╔══
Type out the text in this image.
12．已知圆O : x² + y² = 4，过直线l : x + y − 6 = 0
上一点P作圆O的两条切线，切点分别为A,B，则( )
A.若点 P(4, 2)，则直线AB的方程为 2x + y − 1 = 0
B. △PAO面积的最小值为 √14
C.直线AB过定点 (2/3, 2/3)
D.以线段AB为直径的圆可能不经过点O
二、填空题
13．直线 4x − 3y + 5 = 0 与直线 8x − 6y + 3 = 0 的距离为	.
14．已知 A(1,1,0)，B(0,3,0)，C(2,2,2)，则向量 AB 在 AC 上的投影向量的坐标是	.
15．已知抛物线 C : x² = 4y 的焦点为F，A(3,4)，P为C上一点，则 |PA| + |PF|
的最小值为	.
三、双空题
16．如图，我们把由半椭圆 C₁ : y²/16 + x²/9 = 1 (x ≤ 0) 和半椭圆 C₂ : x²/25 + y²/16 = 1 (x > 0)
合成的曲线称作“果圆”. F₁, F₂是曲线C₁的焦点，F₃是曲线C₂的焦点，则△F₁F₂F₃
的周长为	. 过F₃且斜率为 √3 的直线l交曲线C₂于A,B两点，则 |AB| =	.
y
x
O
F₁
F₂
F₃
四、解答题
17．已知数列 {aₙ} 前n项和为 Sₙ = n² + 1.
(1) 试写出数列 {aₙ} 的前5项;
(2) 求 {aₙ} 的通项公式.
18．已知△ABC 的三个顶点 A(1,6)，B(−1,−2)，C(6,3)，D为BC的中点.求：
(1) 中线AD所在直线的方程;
╚══
Aim – Restate all of the entries exactly, please.

Problem solution –
Type out the text in this image.
12．已知圆O : x² + y² = 4，过直线l : x + y − 6 = 0
上一点P作圆O的两条切线，切点分别为A,B，则( )
A.若点 P(4, 2)，则直线AB的方程为 2x + y − 1 = 0
B. △PAO面积的最小值为 √14
C.直线AB过定点 (2/3, 2/3)
D.以线段AB为直径的圆可能不经过点O
二、填空题
13．直线 4x − 3y + 5 = 0 与直线 8x − 6y + 3 = 0 的距离为	.
14．已知 A(1,1,0)，B(0,3,0)，C(2,2,2)，则向量 AB 在 AC 上的投影向量的坐标是	.
15．已知抛物线 C : x² = 4y 的焦点为F，A(3,4)，P为C上一点，则 |PA| + |PF|
的最小值为	.
三、双空题
16．如图，我们把由半椭圆 C₁ : y²/16 + x²/9 = 1 (x ≤ 0) 和半椭圆 C₂ : x²/25 + y²/16 = 1 (x > 0)
合成的曲线称作“果圆”. F₁, F₂是曲线C₁的焦点，F₃是曲线C₂的焦点，则△F₁F₂F₃
的周长为	. 过F₃且斜率为 √3 的直线l交曲线C₂于A,B两点，则 |AB| =	.
y
x
O
F₁
F₂
F₃
四、解答题
17．已知数列 {aₙ} 前n项和为 Sₙ = n² + 1.
(1) 试写出数列 {aₙ} 的前5项;
(2) 求 {aₙ} 的通项公式.
18．已知△ABC 的三个顶点 A(1,6)，B(−1,−2)，C(6,3)，D为BC的中点.求：
(1) 中线AD所在直线的方程;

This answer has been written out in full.